TASK:
The records below must be duplicated exactly, character for character.

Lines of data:
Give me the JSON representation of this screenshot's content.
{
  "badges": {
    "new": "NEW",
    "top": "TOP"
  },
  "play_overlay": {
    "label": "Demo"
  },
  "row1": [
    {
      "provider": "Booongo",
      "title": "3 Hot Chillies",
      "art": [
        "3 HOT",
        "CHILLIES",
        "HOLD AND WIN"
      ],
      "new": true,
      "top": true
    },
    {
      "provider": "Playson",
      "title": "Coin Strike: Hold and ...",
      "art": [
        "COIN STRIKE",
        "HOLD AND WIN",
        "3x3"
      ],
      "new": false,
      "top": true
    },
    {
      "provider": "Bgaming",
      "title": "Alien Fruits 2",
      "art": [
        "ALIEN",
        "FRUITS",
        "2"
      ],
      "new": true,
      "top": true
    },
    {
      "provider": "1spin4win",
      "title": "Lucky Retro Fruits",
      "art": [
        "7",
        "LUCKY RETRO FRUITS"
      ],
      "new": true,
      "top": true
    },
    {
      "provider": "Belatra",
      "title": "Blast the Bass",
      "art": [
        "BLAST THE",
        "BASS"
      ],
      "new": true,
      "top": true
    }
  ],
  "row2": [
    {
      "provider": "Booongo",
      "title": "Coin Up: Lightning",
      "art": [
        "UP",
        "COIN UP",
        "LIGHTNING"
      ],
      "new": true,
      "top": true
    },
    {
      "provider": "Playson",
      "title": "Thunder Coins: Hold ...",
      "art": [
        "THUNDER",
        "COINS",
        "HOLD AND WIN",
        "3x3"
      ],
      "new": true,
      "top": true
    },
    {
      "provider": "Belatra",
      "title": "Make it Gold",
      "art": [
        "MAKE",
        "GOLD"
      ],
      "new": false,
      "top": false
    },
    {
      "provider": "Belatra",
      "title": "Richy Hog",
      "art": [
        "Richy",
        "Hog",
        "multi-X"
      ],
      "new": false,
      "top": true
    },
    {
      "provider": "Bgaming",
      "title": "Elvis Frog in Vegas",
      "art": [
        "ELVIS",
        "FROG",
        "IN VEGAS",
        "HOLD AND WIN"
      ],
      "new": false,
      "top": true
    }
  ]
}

OUTPUT FOR THIS EXERCISE:
Give me the JSON representation of this screenshot's content.
{
  "badges": {
    "new": "NEW",
    "top": "TOP"
  },
  "play_overlay": {
    "label": "Demo"
  },
  "row1": [
    {
      "provider": "Booongo",
      "title": "3 Hot Chillies",
      "art": [
        "3 HOT",
        "CHILLIES",
        "HOLD AND WIN"
      ],
      "new": true,
      "top": true
    },
    {
      "provider": "Playson",
      "title": "Coin Strike: Hold and ...",
      "art": [
        "COIN STRIKE",
        "HOLD AND WIN",
        "3x3"
      ],
      "new": false,
      "top": true
    },
    {
      "provider": "Bgaming",
      "title": "Alien Fruits 2",
      "art": [
        "ALIEN",
        "FRUITS",
        "2"
      ],
      "new": true,
      "top": true
    },
    {
      "provider": "1spin4win",
      "title": "Lucky Retro Fruits",
      "art": [
        "7",
        "LUCKY RETRO FRUITS"
      ],
      "new": true,
      "top": true
    },
    {
      "provider": "Belatra",
      "title": "Blast the Bass",
      "art": [
        "BLAST THE",
        "BASS"
      ],
      "new": true,
      "top": true
    }
  ],
  "row2": [
    {
      "provider": "Booongo",
      "title": "Coin Up: Lightning",
      "art": [
        "UP",
        "COIN UP",
        "LIGHTNING"
      ],
      "new": true,
      "top": true
    },
    {
      "provider": "Playson",
      "title": "Thunder Coins: Hold ...",
      "art": [
        "THUNDER",
        "COINS",
        "HOLD AND WIN",
        "3x3"
      ],
      "new": true,
      "top": true
    },
    {
      "provider": "Belatra",
      "title": "Make it Gold",
      "art": [
        "MAKE",
        "GOLD"
      ],
      "new": false,
      "top": false
    },
    {
      "provider": "Belatra",
      "title": "Richy Hog",
      "art": [
        "Richy",
        "Hog",
        "multi-X"
      ],
      "new": false,
      "top": true
    },
    {
      "provider": "Bgaming",
      "title": "Elvis Frog in Vegas",
      "art": [
        "ELVIS",
        "FROG",
        "IN VEGAS",
        "HOLD AND WIN"
      ],
      "new": false,
      "top": true
    }
  ]
}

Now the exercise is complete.